* Input rows:
******

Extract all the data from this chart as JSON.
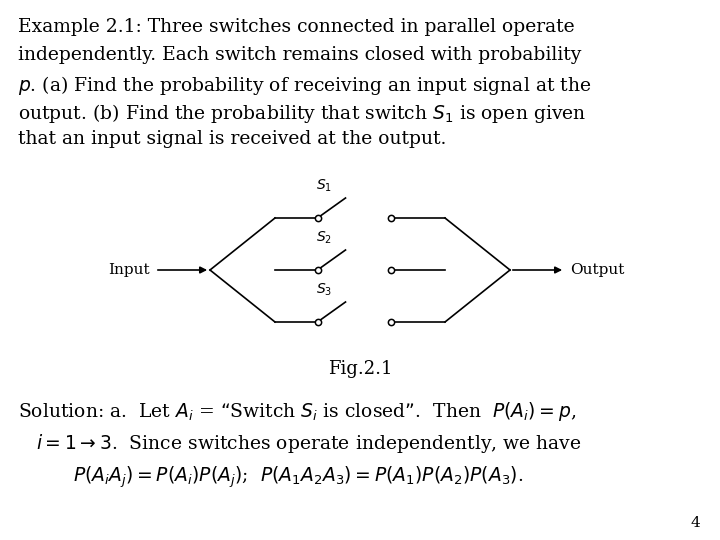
{
  "background_color": "#ffffff",
  "text_color": "#000000",
  "title_line1": "Example 2.1: Three switches connected in parallel operate",
  "title_line2": "independently. Each switch remains closed with probability",
  "title_line3": "$p$. (a) Find the probability of receiving an input signal at the",
  "title_line4": "output. (b) Find the probability that switch $S_1$ is open given",
  "title_line5": "that an input signal is received at the output.",
  "fig_label": "Fig.2.1",
  "solution_line1": "Solution: a.  Let $A_i$ = “Switch $S_i$ is closed”.  Then  $P(A_i) = p$,",
  "solution_line2": "$i = 1\\rightarrow3$.  Since switches operate independently, we have",
  "solution_line3": "$P(A_iA_j) = P(A_i)P(A_j)$;  $P(A_1A_2A_3) = P(A_1)P(A_2)P(A_3)$.",
  "page_number": "4",
  "input_label": "Input",
  "output_label": "Output",
  "switch_labels": [
    "$S_1$",
    "$S_2$",
    "$S_3$"
  ]
}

******

* Directive: Provide only the number of lines in the records containing the string "operate".

* Written response: 2